Problem requirements — Report every line in the listing that contains the string "JSON".

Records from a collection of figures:

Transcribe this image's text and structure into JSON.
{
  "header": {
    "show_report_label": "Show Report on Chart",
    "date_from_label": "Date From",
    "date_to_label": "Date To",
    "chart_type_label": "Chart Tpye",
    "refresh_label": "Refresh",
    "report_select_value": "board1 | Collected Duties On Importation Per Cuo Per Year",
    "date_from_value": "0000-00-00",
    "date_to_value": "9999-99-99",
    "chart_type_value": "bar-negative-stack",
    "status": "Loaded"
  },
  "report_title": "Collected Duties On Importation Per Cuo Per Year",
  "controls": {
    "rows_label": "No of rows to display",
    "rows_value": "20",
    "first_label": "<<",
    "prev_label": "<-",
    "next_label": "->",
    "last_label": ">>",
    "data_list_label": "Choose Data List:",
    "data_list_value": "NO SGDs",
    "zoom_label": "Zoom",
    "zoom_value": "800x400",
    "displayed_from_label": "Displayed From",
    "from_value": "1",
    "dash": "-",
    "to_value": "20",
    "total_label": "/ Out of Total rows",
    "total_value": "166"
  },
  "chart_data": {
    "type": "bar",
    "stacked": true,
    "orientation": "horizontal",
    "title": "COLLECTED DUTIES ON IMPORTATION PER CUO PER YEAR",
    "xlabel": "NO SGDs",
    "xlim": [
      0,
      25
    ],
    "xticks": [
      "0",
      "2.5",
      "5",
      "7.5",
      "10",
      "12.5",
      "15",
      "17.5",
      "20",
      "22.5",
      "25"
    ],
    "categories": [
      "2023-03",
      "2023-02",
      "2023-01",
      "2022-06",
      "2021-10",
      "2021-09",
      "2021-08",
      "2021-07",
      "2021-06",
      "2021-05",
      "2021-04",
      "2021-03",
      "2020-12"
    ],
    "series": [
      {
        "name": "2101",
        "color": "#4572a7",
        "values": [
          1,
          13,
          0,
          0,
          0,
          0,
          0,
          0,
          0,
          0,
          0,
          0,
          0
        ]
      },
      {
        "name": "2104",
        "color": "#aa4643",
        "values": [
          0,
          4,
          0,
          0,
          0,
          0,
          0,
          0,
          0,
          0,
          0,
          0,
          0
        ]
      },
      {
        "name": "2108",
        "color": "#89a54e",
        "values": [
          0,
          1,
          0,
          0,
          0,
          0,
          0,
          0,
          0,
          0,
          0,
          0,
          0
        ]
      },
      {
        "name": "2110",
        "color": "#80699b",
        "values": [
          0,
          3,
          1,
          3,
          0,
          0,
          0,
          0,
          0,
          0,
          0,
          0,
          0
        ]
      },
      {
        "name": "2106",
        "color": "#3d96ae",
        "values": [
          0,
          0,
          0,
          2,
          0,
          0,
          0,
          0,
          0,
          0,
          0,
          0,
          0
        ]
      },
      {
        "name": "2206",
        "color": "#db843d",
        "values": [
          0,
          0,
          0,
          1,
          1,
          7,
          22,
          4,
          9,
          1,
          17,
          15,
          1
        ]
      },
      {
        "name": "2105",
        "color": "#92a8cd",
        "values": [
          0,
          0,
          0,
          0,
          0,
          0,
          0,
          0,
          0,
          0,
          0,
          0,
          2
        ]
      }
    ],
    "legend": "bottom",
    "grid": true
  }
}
...
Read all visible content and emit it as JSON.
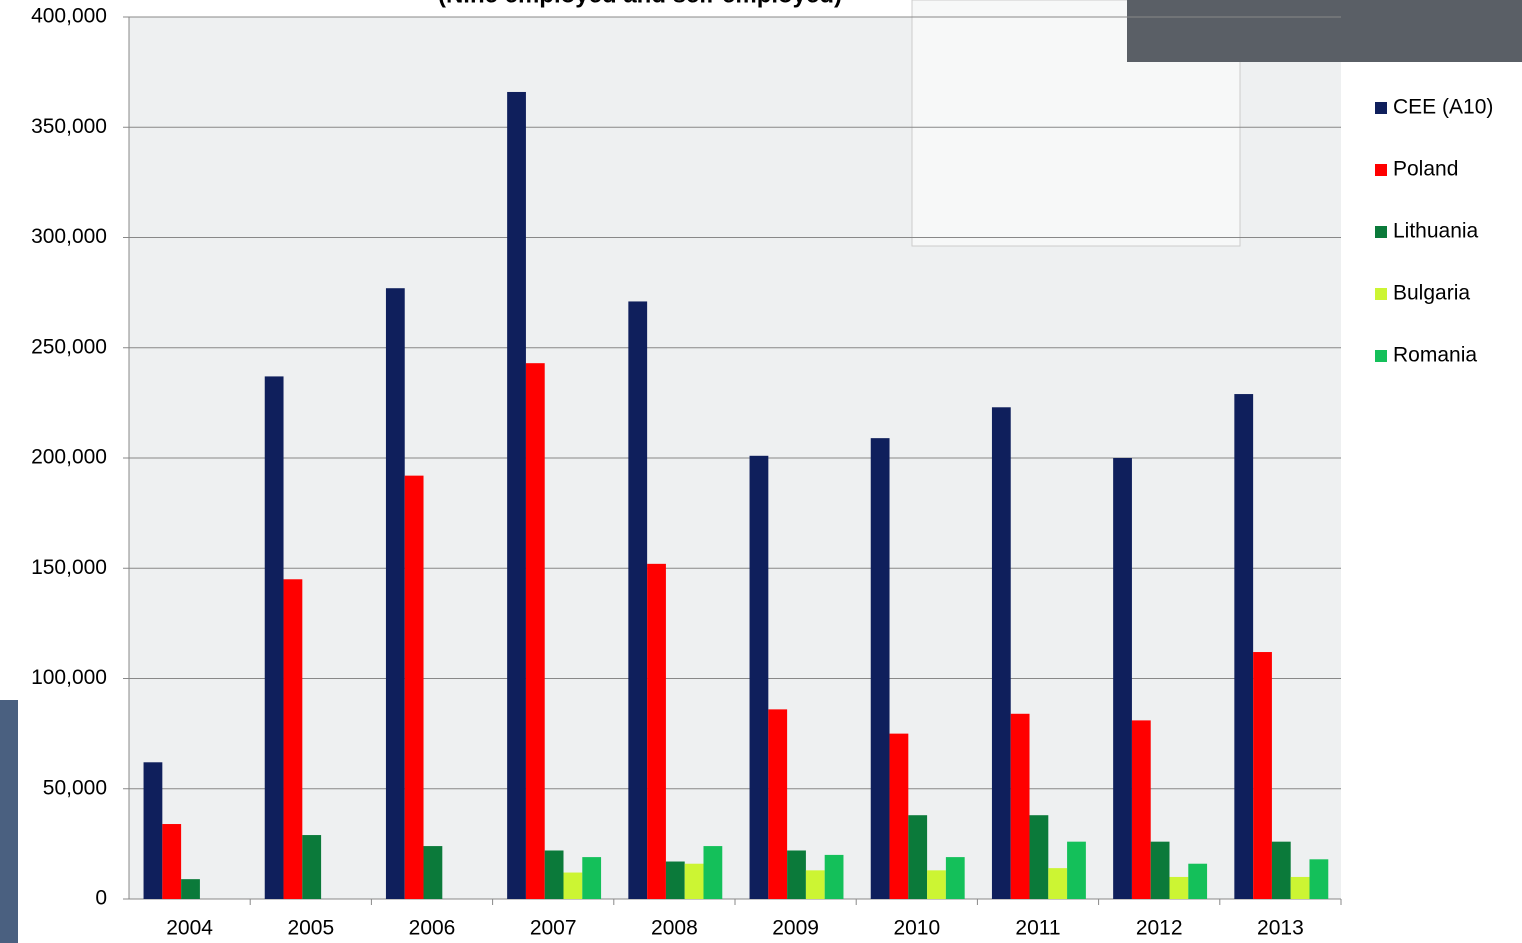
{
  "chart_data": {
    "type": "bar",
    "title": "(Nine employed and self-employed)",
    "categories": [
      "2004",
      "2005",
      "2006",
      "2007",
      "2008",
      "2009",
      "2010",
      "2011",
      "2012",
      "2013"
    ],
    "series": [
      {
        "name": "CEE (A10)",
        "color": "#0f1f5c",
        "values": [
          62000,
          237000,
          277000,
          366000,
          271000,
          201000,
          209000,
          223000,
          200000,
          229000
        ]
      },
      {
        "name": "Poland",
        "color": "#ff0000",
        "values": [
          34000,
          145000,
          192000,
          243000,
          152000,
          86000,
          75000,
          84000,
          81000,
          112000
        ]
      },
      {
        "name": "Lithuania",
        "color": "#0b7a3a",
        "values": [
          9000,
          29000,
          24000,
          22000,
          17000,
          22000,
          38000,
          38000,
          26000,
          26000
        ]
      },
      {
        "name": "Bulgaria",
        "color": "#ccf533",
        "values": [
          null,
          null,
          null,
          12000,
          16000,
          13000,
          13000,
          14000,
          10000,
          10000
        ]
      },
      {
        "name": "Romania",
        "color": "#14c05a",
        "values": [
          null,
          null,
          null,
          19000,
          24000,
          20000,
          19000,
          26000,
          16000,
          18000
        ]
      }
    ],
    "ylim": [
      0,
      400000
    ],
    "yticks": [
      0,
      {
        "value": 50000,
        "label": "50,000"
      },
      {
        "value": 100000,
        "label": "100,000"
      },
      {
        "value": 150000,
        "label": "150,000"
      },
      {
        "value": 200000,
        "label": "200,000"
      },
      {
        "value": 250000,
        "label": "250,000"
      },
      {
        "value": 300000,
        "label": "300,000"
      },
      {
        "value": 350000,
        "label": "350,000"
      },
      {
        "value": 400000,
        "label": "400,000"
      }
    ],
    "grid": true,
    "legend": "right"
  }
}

Full response —
Transcribe this image's text and structure into JSON.
Read all visible content and emit it as JSON.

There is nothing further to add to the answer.